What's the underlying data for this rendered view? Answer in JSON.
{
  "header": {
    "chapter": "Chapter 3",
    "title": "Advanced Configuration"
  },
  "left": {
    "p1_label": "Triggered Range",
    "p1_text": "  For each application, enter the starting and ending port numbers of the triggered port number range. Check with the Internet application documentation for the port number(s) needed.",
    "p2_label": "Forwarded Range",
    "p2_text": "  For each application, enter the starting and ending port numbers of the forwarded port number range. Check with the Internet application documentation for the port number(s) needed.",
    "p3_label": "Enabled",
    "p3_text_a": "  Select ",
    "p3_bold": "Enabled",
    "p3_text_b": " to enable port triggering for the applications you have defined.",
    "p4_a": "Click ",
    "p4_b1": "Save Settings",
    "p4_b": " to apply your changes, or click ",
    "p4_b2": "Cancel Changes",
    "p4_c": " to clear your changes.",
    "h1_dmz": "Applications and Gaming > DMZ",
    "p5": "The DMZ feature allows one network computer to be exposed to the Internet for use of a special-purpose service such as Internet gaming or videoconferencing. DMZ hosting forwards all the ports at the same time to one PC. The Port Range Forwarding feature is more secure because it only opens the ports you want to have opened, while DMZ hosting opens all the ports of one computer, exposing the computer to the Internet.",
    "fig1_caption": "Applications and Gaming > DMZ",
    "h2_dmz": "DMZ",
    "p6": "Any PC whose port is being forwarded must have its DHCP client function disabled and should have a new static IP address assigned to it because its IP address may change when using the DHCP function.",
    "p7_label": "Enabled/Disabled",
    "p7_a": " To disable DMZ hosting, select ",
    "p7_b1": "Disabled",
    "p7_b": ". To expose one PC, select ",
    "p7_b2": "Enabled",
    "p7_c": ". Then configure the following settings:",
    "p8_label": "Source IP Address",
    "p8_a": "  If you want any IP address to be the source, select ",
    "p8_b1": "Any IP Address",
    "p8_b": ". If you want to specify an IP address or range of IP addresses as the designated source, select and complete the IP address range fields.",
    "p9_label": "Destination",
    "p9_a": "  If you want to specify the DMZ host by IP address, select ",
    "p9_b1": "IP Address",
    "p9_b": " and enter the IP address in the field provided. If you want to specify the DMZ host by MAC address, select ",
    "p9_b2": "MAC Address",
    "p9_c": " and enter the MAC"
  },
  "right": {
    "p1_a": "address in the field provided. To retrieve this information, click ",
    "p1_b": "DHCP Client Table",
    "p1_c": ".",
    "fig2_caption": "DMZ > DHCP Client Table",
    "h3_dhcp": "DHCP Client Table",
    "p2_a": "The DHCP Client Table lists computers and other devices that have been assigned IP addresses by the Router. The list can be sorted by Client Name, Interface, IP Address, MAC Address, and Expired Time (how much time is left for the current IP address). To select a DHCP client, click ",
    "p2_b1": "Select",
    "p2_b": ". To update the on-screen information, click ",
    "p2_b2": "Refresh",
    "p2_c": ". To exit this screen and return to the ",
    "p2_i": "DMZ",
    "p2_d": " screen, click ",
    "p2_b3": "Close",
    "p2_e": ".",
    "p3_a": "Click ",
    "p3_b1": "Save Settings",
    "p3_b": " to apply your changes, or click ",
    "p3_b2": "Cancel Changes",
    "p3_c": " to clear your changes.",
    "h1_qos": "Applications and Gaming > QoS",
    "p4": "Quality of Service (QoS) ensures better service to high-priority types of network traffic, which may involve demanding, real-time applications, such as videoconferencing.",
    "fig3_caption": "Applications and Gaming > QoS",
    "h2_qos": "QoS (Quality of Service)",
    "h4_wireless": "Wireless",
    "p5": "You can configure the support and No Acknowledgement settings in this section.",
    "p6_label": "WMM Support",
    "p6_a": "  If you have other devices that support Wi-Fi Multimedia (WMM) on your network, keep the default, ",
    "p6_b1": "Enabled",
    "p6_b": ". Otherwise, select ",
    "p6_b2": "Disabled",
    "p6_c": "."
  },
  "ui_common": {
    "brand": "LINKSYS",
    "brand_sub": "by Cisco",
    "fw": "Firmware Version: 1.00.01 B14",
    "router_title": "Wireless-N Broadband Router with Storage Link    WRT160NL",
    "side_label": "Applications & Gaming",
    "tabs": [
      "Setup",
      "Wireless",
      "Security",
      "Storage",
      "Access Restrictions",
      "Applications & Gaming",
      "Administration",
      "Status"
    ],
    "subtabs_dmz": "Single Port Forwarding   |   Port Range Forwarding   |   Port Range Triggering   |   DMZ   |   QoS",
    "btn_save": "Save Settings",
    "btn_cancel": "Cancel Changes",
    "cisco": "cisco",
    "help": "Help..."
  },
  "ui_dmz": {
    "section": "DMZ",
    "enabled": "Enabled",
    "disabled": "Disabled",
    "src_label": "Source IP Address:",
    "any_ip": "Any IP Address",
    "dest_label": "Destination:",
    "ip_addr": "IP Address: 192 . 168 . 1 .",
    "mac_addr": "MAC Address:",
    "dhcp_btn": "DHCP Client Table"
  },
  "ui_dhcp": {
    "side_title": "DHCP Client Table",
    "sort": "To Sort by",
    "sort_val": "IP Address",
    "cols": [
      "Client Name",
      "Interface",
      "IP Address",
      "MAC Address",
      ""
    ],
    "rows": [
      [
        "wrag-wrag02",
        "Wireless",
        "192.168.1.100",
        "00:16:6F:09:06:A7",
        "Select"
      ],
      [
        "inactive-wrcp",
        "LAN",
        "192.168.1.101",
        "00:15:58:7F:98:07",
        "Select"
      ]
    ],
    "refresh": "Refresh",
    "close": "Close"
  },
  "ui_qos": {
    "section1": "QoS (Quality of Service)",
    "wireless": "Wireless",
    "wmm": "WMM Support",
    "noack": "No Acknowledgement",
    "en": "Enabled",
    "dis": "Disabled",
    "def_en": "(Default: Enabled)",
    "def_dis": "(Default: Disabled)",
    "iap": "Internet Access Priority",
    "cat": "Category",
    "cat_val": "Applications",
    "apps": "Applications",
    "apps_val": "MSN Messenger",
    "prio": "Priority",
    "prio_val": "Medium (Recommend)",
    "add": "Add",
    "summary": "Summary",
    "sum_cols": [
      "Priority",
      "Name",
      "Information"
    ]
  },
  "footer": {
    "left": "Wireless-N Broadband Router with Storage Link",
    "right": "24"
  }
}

§ **WORK TO COMPLETE**: Search the records for the string "that" and return every line in which it occurs.

§ **RESULT OF THE TASK**:
    "p2_a": "The DHCP Client Table lists computers and other devices that have been assigned IP addresses by the Router. The list can be sorted by Client Name, Interface, IP Address, MAC Address, and Expired Time (how much time is left for the current IP address). To select a DHCP client, click ",
    "p6_a": "  If you have other devices that support Wi-Fi Multimedia (WMM) on your network, keep the default, ",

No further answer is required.